▸ Exercise aim
What number of lines in the material contain the word "document"? Give that number alone.

[Saved entries]
—————

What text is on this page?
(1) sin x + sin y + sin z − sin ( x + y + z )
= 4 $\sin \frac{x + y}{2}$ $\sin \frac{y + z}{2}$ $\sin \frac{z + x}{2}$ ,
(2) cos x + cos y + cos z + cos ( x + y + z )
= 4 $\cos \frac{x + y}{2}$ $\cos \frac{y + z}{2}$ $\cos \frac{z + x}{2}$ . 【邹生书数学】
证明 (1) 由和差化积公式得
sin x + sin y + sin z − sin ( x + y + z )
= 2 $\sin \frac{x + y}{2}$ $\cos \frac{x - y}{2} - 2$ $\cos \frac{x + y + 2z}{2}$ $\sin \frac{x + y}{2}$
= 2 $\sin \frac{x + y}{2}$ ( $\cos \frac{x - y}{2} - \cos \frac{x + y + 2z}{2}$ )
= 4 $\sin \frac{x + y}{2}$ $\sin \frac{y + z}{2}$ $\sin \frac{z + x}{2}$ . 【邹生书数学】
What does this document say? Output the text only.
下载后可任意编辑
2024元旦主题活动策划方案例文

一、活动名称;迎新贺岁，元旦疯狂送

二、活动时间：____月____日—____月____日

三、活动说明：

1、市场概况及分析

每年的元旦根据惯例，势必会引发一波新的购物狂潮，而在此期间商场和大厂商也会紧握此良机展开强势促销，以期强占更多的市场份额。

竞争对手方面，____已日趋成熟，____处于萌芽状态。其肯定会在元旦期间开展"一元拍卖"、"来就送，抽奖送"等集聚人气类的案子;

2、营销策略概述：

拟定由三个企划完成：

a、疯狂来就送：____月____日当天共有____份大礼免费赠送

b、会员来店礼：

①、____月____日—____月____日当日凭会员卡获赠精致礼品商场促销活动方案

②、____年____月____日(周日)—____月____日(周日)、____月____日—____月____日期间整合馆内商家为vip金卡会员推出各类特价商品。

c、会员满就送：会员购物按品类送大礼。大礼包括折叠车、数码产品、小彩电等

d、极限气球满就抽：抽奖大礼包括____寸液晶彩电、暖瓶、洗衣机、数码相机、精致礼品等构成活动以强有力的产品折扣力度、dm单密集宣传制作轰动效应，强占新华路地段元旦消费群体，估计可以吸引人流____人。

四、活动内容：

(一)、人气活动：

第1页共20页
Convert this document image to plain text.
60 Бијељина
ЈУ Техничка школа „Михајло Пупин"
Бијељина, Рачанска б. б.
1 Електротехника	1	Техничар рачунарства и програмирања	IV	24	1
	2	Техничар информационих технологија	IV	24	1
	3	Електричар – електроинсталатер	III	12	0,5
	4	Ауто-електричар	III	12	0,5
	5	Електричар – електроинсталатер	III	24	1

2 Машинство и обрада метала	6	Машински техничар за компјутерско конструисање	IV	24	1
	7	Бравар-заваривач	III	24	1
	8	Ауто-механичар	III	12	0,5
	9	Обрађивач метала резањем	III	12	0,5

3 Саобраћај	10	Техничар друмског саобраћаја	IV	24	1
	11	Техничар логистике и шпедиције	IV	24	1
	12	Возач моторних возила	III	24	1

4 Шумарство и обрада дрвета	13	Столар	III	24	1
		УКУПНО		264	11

—————

▸ Answer for this exercise
2